(Source records)
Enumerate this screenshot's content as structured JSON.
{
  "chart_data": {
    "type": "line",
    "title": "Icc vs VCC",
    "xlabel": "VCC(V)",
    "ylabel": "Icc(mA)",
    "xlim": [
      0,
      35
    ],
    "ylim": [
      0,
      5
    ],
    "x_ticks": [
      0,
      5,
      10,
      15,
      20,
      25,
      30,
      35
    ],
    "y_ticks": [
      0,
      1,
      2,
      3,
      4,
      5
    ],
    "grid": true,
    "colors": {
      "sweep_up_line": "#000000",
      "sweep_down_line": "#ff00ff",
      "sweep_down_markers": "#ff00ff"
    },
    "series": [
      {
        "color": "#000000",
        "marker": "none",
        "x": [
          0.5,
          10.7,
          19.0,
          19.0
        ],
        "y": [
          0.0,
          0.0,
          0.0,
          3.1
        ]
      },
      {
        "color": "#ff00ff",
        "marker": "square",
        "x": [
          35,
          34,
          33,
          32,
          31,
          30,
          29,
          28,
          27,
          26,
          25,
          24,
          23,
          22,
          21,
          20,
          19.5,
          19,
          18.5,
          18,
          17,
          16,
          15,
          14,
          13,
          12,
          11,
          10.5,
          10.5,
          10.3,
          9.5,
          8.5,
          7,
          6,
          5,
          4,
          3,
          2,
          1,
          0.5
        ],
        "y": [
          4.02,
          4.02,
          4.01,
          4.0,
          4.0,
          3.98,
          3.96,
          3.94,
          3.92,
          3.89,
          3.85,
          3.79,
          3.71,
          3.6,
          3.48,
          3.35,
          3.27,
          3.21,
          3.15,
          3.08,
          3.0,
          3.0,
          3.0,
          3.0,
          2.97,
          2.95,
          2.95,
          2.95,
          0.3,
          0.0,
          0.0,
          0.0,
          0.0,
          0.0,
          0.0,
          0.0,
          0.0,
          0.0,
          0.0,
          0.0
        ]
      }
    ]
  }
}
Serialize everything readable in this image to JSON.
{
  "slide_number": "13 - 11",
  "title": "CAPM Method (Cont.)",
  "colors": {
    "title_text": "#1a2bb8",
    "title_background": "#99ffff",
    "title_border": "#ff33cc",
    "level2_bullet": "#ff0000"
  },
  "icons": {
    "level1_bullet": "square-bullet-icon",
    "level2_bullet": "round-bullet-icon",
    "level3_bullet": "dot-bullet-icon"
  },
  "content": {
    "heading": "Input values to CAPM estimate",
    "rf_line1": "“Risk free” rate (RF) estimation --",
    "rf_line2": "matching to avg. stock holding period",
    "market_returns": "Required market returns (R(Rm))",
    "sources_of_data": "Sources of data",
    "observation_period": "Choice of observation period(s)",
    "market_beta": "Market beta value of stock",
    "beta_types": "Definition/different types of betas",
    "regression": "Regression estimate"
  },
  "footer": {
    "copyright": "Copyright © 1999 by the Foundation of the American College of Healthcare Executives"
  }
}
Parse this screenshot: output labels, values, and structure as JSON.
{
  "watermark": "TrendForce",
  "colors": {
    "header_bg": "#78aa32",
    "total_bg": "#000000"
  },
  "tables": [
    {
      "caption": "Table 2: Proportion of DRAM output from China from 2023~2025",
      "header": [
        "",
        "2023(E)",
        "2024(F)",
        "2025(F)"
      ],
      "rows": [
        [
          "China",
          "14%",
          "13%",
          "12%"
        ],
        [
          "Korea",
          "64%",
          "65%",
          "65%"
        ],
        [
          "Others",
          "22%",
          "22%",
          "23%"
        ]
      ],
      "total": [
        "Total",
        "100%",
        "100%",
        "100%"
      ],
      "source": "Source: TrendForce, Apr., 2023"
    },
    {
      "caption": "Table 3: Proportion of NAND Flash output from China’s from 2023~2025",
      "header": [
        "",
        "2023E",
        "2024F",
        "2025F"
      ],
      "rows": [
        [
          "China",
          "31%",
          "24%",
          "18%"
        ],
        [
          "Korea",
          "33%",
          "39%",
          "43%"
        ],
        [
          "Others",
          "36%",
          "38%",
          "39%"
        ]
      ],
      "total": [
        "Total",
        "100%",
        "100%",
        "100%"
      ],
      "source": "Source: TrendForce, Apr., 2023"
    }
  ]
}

• _Written exercise_:
List every line above that holds the word "from".

• _Response to the task_:
      "caption": "Table 2: Proportion of DRAM output from China from 2023~2025",
      "caption": "Table 3: Proportion of NAND Flash output from China’s from 2023~2025",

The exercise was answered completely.